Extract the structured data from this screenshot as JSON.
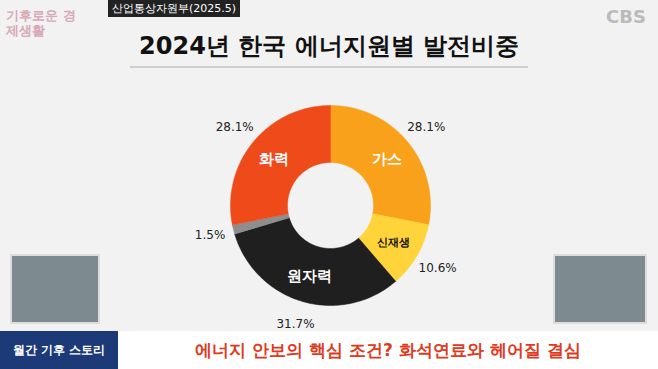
{
  "chart_data": {
    "type": "pie",
    "title": "2024년 한국 에너지원별 발전비중",
    "categories": [
      "가스",
      "신재생",
      "원자력",
      null,
      "화력"
    ],
    "values": [
      28.1,
      10.6,
      31.7,
      1.5,
      28.1
    ],
    "value_labels": [
      "28.1%",
      "10.6%",
      "31.7%",
      "1.5%",
      "28.1%"
    ],
    "colors": [
      "#f9a11b",
      "#ffd43b",
      "#1f1f1f",
      "#8e8e8e",
      "#ef4a1a"
    ],
    "data_labels": true,
    "annotations": [
      "산업통상자원부(2025.5)",
      "CBS",
      "기후로운 경제생활",
      "월간 기후 스토리",
      "에너지 안보의 핵심 조건? 화석연료와 헤어질 결심"
    ]
  }
}
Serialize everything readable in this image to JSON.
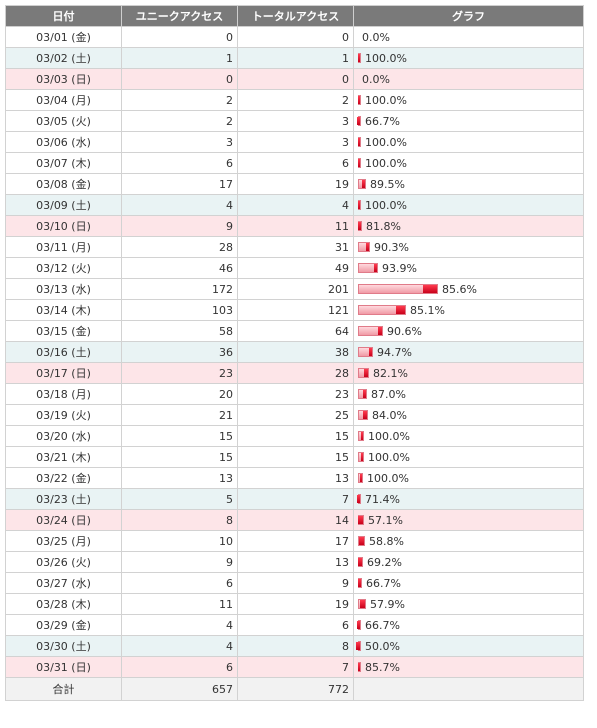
{
  "headers": {
    "date": "日付",
    "unique": "ユニークアクセス",
    "total": "トータルアクセス",
    "graph": "グラフ"
  },
  "chart_data": {
    "type": "bar",
    "title": "",
    "max_total": 201,
    "rows": [
      {
        "date": "03/01 (金)",
        "day": "weekday",
        "unique": 0,
        "total": 0,
        "pct": "0.0%"
      },
      {
        "date": "03/02 (土)",
        "day": "sat",
        "unique": 1,
        "total": 1,
        "pct": "100.0%"
      },
      {
        "date": "03/03 (日)",
        "day": "sun",
        "unique": 0,
        "total": 0,
        "pct": "0.0%"
      },
      {
        "date": "03/04 (月)",
        "day": "weekday",
        "unique": 2,
        "total": 2,
        "pct": "100.0%"
      },
      {
        "date": "03/05 (火)",
        "day": "weekday",
        "unique": 2,
        "total": 3,
        "pct": "66.7%"
      },
      {
        "date": "03/06 (水)",
        "day": "weekday",
        "unique": 3,
        "total": 3,
        "pct": "100.0%"
      },
      {
        "date": "03/07 (木)",
        "day": "weekday",
        "unique": 6,
        "total": 6,
        "pct": "100.0%"
      },
      {
        "date": "03/08 (金)",
        "day": "weekday",
        "unique": 17,
        "total": 19,
        "pct": "89.5%"
      },
      {
        "date": "03/09 (土)",
        "day": "sat",
        "unique": 4,
        "total": 4,
        "pct": "100.0%"
      },
      {
        "date": "03/10 (日)",
        "day": "sun",
        "unique": 9,
        "total": 11,
        "pct": "81.8%"
      },
      {
        "date": "03/11 (月)",
        "day": "weekday",
        "unique": 28,
        "total": 31,
        "pct": "90.3%"
      },
      {
        "date": "03/12 (火)",
        "day": "weekday",
        "unique": 46,
        "total": 49,
        "pct": "93.9%"
      },
      {
        "date": "03/13 (水)",
        "day": "weekday",
        "unique": 172,
        "total": 201,
        "pct": "85.6%"
      },
      {
        "date": "03/14 (木)",
        "day": "weekday",
        "unique": 103,
        "total": 121,
        "pct": "85.1%"
      },
      {
        "date": "03/15 (金)",
        "day": "weekday",
        "unique": 58,
        "total": 64,
        "pct": "90.6%"
      },
      {
        "date": "03/16 (土)",
        "day": "sat",
        "unique": 36,
        "total": 38,
        "pct": "94.7%"
      },
      {
        "date": "03/17 (日)",
        "day": "sun",
        "unique": 23,
        "total": 28,
        "pct": "82.1%"
      },
      {
        "date": "03/18 (月)",
        "day": "weekday",
        "unique": 20,
        "total": 23,
        "pct": "87.0%"
      },
      {
        "date": "03/19 (火)",
        "day": "weekday",
        "unique": 21,
        "total": 25,
        "pct": "84.0%"
      },
      {
        "date": "03/20 (水)",
        "day": "weekday",
        "unique": 15,
        "total": 15,
        "pct": "100.0%"
      },
      {
        "date": "03/21 (木)",
        "day": "weekday",
        "unique": 15,
        "total": 15,
        "pct": "100.0%"
      },
      {
        "date": "03/22 (金)",
        "day": "weekday",
        "unique": 13,
        "total": 13,
        "pct": "100.0%"
      },
      {
        "date": "03/23 (土)",
        "day": "sat",
        "unique": 5,
        "total": 7,
        "pct": "71.4%"
      },
      {
        "date": "03/24 (日)",
        "day": "sun",
        "unique": 8,
        "total": 14,
        "pct": "57.1%"
      },
      {
        "date": "03/25 (月)",
        "day": "weekday",
        "unique": 10,
        "total": 17,
        "pct": "58.8%"
      },
      {
        "date": "03/26 (火)",
        "day": "weekday",
        "unique": 9,
        "total": 13,
        "pct": "69.2%"
      },
      {
        "date": "03/27 (水)",
        "day": "weekday",
        "unique": 6,
        "total": 9,
        "pct": "66.7%"
      },
      {
        "date": "03/28 (木)",
        "day": "weekday",
        "unique": 11,
        "total": 19,
        "pct": "57.9%"
      },
      {
        "date": "03/29 (金)",
        "day": "weekday",
        "unique": 4,
        "total": 6,
        "pct": "66.7%"
      },
      {
        "date": "03/30 (土)",
        "day": "sat",
        "unique": 4,
        "total": 8,
        "pct": "50.0%"
      },
      {
        "date": "03/31 (日)",
        "day": "sun",
        "unique": 6,
        "total": 7,
        "pct": "85.7%"
      }
    ]
  },
  "totals": {
    "label": "合計",
    "unique": "657",
    "total": "772"
  },
  "colors": {
    "header_bg": "#7a7a7a",
    "saturday_bg": "#e9f3f4",
    "sunday_bg": "#fde5e8",
    "bar_light": "#f09aa5",
    "bar_dark": "#c8001a"
  }
}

WORK REQUIRED
Set down the lines of the records above exactly, apart from the pictures.

SOLUTION TO THE PROBLEM
Extract the structured data from this screenshot as JSON.
{
  "chart_data": {
    "type": "pie",
    "title": "2024년 한국 에너지원별 발전비중",
    "categories": [
      "가스",
      "신재생",
      "원자력",
      null,
      "화력"
    ],
    "values": [
      28.1,
      10.6,
      31.7,
      1.5,
      28.1
    ],
    "value_labels": [
      "28.1%",
      "10.6%",
      "31.7%",
      "1.5%",
      "28.1%"
    ],
    "colors": [
      "#f9a11b",
      "#ffd43b",
      "#1f1f1f",
      "#8e8e8e",
      "#ef4a1a"
    ],
    "data_labels": true,
    "annotations": [
      "산업통상자원부(2025.5)",
      "CBS",
      "기후로운 경제생활",
      "월간 기후 스토리",
      "에너지 안보의 핵심 조건? 화석연료와 헤어질 결심"
    ]
  }
}
Serialize everything readable in this image to JSON.
{
  "headers": {
    "date": "日付",
    "unique": "ユニークアクセス",
    "total": "トータルアクセス",
    "graph": "グラフ"
  },
  "chart_data": {
    "type": "bar",
    "title": "",
    "max_total": 201,
    "rows": [
      {
        "date": "03/01 (金)",
        "day": "weekday",
        "unique": 0,
        "total": 0,
        "pct": "0.0%"
      },
      {
        "date": "03/02 (土)",
        "day": "sat",
        "unique": 1,
        "total": 1,
        "pct": "100.0%"
      },
      {
        "date": "03/03 (日)",
        "day": "sun",
        "unique": 0,
        "total": 0,
        "pct": "0.0%"
      },
      {
        "date": "03/04 (月)",
        "day": "weekday",
        "unique": 2,
        "total": 2,
        "pct": "100.0%"
      },
      {
        "date": "03/05 (火)",
        "day": "weekday",
        "unique": 2,
        "total": 3,
        "pct": "66.7%"
      },
      {
        "date": "03/06 (水)",
        "day": "weekday",
        "unique": 3,
        "total": 3,
        "pct": "100.0%"
      },
      {
        "date": "03/07 (木)",
        "day": "weekday",
        "unique": 6,
        "total": 6,
        "pct": "100.0%"
      },
      {
        "date": "03/08 (金)",
        "day": "weekday",
        "unique": 17,
        "total": 19,
        "pct": "89.5%"
      },
      {
        "date": "03/09 (土)",
        "day": "sat",
        "unique": 4,
        "total": 4,
        "pct": "100.0%"
      },
      {
        "date": "03/10 (日)",
        "day": "sun",
        "unique": 9,
        "total": 11,
        "pct": "81.8%"
      },
      {
        "date": "03/11 (月)",
        "day": "weekday",
        "unique": 28,
        "total": 31,
        "pct": "90.3%"
      },
      {
        "date": "03/12 (火)",
        "day": "weekday",
        "unique": 46,
        "total": 49,
        "pct": "93.9%"
      },
      {
        "date": "03/13 (水)",
        "day": "weekday",
        "unique": 172,
        "total": 201,
        "pct": "85.6%"
      },
      {
        "date": "03/14 (木)",
        "day": "weekday",
        "unique": 103,
        "total": 121,
        "pct": "85.1%"
      },
      {
        "date": "03/15 (金)",
        "day": "weekday",
        "unique": 58,
        "total": 64,
        "pct": "90.6%"
      },
      {
        "date": "03/16 (土)",
        "day": "sat",
        "unique": 36,
        "total": 38,
        "pct": "94.7%"
      },
      {
        "date": "03/17 (日)",
        "day": "sun",
        "unique": 23,
        "total": 28,
        "pct": "82.1%"
      },
      {
        "date": "03/18 (月)",
        "day": "weekday",
        "unique": 20,
        "total": 23,
        "pct": "87.0%"
      },
      {
        "date": "03/19 (火)",
        "day": "weekday",
        "unique": 21,
        "total": 25,
        "pct": "84.0%"
      },
      {
        "date": "03/20 (水)",
        "day": "weekday",
        "unique": 15,
        "total": 15,
        "pct": "100.0%"
      },
      {
        "date": "03/21 (木)",
        "day": "weekday",
        "unique": 15,
        "total": 15,
        "pct": "100.0%"
      },
      {
        "date": "03/22 (金)",
        "day": "weekday",
        "unique": 13,
        "total": 13,
        "pct": "100.0%"
      },
      {
        "date": "03/23 (土)",
        "day": "sat",
        "unique": 5,
        "total": 7,
        "pct": "71.4%"
      },
      {
        "date": "03/24 (日)",
        "day": "sun",
        "unique": 8,
        "total": 14,
        "pct": "57.1%"
      },
      {
        "date": "03/25 (月)",
        "day": "weekday",
        "unique": 10,
        "total": 17,
        "pct": "58.8%"
      },
      {
        "date": "03/26 (火)",
        "day": "weekday",
        "unique": 9,
        "total": 13,
        "pct": "69.2%"
      },
      {
        "date": "03/27 (水)",
        "day": "weekday",
        "unique": 6,
        "total": 9,
        "pct": "66.7%"
      },
      {
        "date": "03/28 (木)",
        "day": "weekday",
        "unique": 11,
        "total": 19,
        "pct": "57.9%"
      },
      {
        "date": "03/29 (金)",
        "day": "weekday",
        "unique": 4,
        "total": 6,
        "pct": "66.7%"
      },
      {
        "date": "03/30 (土)",
        "day": "sat",
        "unique": 4,
        "total": 8,
        "pct": "50.0%"
      },
      {
        "date": "03/31 (日)",
        "day": "sun",
        "unique": 6,
        "total": 7,
        "pct": "85.7%"
      }
    ]
  },
  "totals": {
    "label": "合計",
    "unique": "657",
    "total": "772"
  },
  "colors": {
    "header_bg": "#7a7a7a",
    "saturday_bg": "#e9f3f4",
    "sunday_bg": "#fde5e8",
    "bar_light": "#f09aa5",
    "bar_dark": "#c8001a"
  }
}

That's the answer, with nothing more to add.